[Problem details]: Restate word for word the stretch of the records from the start through the line containing "search-icon[interactable]: ⚲ bbox=[830, 20, 836, 29]", including that line. What do those lines say?

[Provided records]:
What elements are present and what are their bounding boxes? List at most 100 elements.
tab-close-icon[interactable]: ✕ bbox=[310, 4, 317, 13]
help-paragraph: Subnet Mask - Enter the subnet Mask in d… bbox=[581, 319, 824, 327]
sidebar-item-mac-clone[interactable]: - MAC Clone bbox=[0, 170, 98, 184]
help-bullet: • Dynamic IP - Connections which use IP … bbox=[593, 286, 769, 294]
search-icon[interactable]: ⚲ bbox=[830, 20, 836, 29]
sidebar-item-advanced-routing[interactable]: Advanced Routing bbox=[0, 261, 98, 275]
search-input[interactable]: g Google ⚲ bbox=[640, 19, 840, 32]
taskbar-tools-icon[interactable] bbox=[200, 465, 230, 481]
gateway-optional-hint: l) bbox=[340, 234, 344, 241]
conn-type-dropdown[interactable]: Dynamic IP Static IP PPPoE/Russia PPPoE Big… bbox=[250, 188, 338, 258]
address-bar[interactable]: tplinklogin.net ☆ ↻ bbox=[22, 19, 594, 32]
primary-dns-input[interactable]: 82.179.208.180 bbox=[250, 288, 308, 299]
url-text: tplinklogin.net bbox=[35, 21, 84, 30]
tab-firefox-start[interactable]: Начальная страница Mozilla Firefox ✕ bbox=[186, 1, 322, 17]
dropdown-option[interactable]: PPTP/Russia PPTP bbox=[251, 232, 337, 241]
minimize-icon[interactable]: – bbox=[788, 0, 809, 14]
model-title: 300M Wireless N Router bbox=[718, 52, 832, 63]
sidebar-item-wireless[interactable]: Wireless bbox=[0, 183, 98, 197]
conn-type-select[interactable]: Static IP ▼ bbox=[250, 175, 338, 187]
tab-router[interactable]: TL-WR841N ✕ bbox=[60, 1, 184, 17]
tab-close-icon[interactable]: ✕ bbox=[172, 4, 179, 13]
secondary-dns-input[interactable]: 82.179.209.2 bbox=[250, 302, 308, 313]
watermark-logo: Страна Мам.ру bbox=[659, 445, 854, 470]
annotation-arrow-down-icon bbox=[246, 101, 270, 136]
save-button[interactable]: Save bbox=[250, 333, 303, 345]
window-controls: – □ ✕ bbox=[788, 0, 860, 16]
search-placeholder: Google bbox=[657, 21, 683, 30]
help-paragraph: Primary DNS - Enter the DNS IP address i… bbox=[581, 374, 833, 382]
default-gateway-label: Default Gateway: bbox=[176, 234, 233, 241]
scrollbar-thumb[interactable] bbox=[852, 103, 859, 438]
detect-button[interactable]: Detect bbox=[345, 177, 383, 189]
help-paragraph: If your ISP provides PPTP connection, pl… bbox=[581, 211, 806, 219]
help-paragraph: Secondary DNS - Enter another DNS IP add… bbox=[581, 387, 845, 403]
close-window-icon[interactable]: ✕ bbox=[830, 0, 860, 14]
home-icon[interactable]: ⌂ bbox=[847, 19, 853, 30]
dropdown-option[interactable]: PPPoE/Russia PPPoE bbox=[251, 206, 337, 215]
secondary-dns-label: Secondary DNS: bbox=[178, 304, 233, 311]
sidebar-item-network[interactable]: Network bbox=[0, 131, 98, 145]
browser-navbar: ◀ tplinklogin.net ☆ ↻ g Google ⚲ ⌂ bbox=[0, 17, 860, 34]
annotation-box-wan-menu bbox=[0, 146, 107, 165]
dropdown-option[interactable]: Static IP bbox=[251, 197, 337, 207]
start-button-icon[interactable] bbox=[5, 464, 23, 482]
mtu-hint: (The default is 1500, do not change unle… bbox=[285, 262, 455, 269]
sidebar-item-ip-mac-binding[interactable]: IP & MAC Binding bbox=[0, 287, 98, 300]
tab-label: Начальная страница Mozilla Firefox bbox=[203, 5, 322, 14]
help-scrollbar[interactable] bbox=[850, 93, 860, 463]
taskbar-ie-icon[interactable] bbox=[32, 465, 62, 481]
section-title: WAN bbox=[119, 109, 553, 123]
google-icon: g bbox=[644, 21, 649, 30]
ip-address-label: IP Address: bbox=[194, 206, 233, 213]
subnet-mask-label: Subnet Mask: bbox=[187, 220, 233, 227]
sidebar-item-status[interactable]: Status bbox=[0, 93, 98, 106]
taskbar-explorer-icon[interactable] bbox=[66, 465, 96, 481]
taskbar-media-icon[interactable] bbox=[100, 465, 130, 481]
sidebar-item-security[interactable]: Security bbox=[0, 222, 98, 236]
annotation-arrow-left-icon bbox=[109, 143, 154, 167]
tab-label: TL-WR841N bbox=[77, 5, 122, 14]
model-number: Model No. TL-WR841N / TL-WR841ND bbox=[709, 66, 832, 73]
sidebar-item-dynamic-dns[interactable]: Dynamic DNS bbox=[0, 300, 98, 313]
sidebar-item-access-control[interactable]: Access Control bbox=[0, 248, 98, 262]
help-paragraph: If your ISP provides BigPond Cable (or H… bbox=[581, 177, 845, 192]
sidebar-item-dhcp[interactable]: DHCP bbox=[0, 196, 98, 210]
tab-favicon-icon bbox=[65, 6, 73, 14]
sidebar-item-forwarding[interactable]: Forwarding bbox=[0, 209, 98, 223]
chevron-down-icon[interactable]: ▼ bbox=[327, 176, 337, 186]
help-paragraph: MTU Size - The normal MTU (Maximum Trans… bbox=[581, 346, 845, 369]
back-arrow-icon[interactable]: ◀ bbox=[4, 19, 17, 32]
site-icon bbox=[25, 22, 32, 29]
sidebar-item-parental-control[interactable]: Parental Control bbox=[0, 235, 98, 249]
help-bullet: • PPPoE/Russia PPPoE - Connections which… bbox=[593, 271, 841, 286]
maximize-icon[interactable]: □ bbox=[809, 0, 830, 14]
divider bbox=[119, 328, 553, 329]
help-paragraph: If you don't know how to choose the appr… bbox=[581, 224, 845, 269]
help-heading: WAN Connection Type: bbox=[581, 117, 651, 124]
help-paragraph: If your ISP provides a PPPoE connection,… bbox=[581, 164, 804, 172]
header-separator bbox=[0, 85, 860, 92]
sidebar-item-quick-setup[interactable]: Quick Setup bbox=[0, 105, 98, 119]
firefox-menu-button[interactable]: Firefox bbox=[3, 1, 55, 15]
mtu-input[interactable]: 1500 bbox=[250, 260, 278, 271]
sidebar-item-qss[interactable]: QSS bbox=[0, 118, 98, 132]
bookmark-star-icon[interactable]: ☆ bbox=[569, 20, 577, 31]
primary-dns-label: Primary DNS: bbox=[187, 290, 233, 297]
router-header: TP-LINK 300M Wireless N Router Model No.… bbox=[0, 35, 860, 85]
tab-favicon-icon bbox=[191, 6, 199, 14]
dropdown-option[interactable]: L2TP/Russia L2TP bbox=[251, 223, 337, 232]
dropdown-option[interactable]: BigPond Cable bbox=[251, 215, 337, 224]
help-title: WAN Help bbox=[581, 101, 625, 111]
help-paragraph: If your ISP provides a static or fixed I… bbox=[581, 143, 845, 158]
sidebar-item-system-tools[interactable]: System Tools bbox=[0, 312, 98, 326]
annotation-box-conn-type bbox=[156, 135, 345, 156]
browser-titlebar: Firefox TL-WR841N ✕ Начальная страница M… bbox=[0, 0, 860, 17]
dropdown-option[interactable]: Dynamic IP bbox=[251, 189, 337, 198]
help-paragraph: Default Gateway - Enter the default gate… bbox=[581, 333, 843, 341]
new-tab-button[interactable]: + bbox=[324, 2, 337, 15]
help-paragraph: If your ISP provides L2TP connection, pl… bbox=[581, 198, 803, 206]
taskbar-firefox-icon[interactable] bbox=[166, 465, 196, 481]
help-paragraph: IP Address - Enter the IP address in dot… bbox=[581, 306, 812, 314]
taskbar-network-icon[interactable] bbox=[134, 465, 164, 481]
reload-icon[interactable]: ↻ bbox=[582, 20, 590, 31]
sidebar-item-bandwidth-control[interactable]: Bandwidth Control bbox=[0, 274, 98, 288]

[Exercise answer]:
What elements are present and what are their bounding boxes? List at most 100 elements.
tab-close-icon[interactable]: ✕ bbox=[310, 4, 317, 13]
help-paragraph: Subnet Mask - Enter the subnet Mask in d… bbox=[581, 319, 824, 327]
sidebar-item-mac-clone[interactable]: - MAC Clone bbox=[0, 170, 98, 184]
help-bullet: • Dynamic IP - Connections which use IP … bbox=[593, 286, 769, 294]
search-icon[interactable]: ⚲ bbox=[830, 20, 836, 29]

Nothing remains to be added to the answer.